Problem statement → Please pick out each line of the listing below that contains the string "fiber" and copy it. Case counts, so only that exact lowercase form matches.

____

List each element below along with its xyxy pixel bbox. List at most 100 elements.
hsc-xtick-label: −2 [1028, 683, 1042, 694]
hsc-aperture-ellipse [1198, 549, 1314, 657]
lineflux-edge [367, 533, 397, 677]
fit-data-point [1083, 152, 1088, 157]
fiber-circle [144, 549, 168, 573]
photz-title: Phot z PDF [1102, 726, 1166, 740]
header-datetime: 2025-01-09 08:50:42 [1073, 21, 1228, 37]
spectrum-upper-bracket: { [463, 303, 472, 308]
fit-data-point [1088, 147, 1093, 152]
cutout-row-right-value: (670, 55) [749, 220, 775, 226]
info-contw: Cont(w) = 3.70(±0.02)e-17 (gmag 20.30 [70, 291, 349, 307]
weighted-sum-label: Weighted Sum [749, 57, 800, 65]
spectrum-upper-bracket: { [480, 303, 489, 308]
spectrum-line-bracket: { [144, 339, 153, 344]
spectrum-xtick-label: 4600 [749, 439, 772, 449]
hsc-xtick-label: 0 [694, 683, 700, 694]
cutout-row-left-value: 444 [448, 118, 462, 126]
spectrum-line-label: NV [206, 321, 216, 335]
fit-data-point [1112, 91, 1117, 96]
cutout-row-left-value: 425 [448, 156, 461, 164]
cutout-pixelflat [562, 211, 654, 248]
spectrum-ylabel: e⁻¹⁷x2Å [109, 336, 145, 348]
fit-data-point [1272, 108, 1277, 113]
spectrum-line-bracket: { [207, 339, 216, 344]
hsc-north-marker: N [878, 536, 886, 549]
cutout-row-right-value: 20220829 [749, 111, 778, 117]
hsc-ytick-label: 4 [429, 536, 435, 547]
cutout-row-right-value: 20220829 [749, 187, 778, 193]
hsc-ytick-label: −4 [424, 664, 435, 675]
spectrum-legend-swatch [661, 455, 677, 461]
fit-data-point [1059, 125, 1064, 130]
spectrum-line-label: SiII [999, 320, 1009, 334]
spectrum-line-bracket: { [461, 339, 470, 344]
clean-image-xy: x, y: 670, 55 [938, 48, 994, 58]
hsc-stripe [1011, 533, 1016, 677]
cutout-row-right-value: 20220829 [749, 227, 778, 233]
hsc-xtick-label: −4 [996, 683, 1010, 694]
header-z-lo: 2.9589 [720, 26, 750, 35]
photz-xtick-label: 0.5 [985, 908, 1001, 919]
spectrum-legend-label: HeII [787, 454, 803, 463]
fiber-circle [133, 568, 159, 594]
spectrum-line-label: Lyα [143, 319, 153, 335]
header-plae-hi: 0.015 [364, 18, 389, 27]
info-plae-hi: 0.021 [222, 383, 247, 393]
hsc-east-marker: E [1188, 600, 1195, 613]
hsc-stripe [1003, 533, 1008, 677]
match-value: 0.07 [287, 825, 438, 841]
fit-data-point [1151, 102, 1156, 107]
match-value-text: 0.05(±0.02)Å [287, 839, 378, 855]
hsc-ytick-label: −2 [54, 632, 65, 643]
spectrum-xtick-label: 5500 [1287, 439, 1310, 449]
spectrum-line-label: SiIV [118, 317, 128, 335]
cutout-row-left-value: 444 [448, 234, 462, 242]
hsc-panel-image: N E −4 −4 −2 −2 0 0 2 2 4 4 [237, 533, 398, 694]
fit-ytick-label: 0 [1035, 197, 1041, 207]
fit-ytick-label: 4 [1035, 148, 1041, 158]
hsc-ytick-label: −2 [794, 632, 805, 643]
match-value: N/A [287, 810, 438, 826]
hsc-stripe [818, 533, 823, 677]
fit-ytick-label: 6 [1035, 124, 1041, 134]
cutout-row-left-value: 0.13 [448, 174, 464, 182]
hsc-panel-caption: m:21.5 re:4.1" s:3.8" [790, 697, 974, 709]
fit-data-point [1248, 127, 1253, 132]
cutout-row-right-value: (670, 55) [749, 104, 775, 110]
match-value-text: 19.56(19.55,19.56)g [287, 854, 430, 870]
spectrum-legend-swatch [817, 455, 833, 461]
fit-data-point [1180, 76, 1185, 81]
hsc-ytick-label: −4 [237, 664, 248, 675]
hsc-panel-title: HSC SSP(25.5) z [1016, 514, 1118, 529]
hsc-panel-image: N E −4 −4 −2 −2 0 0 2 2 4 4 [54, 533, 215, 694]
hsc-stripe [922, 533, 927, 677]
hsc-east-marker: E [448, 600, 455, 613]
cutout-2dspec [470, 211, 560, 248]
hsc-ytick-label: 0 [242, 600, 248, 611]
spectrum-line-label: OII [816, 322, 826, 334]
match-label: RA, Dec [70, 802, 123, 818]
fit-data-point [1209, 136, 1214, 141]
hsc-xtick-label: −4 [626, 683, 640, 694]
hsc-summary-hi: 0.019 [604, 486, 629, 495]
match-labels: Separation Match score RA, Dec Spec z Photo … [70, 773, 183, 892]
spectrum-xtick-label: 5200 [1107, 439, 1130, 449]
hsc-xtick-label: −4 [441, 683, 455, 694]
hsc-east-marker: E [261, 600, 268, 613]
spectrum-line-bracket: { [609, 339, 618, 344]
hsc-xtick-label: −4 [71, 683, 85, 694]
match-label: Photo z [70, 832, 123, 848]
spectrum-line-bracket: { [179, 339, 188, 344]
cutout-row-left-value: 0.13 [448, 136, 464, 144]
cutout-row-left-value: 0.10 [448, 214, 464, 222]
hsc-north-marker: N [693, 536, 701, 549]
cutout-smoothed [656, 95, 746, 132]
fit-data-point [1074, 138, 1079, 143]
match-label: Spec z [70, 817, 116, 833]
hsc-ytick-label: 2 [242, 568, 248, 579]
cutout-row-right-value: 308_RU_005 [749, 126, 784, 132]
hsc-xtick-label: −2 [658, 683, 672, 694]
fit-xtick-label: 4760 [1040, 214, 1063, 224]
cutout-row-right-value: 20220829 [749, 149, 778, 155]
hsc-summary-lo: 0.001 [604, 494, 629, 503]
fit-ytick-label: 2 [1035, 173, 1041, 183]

____

Result for this task →
fiber-circle [144, 549, 168, 573]
fiber-circle [133, 568, 159, 594]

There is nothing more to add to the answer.